▸ **WHAT IS EXPECTED**:
Check every line of the entries for "краткосрочным", and copy the lines that hold it.

======== RECORD LIST

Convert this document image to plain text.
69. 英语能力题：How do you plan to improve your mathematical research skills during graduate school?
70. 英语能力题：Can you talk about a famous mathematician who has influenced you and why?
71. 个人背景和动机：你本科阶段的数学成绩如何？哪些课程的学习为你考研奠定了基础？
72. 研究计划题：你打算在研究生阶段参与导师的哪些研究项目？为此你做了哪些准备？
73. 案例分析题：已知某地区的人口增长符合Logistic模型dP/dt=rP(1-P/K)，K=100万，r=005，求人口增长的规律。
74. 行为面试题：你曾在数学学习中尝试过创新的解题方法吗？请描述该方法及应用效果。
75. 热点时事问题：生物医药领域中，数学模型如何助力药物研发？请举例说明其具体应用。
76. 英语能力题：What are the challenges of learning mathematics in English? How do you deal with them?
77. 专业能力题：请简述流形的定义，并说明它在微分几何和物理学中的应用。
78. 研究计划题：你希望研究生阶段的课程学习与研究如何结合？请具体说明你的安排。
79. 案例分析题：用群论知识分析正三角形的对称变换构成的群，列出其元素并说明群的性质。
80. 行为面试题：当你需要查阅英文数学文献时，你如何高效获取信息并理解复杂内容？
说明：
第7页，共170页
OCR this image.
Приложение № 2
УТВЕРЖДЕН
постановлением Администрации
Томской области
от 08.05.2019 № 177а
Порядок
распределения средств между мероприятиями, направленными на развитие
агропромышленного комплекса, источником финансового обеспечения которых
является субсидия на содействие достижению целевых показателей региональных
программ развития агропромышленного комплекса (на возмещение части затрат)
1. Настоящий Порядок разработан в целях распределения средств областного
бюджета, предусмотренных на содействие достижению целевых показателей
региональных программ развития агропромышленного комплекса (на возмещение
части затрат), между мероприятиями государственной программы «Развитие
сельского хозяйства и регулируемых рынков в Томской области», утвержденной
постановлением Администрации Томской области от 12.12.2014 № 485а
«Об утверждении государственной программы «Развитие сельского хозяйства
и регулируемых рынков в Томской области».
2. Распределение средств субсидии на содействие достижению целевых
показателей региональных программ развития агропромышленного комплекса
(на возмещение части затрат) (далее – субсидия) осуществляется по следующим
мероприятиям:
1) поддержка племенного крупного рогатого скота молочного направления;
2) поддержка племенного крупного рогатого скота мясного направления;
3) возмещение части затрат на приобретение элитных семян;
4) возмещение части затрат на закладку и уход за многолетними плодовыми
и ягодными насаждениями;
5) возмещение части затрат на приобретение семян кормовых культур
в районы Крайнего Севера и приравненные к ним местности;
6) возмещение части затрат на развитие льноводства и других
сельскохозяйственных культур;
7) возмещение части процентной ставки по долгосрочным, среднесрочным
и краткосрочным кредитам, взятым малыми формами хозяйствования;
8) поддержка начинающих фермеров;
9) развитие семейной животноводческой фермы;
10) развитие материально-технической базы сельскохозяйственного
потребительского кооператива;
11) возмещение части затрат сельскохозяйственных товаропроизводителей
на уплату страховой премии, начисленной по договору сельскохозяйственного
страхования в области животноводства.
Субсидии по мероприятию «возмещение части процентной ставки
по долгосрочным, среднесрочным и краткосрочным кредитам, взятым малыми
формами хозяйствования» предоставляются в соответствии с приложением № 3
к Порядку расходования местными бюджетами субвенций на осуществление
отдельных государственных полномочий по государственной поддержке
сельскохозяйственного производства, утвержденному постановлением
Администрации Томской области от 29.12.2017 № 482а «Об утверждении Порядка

================

▸ **TASK RESPONSE**:
и краткосрочным кредитам, взятым малыми формами хозяйствования;
по долгосрочным, среднесрочным и краткосрочным кредитам, взятым малыми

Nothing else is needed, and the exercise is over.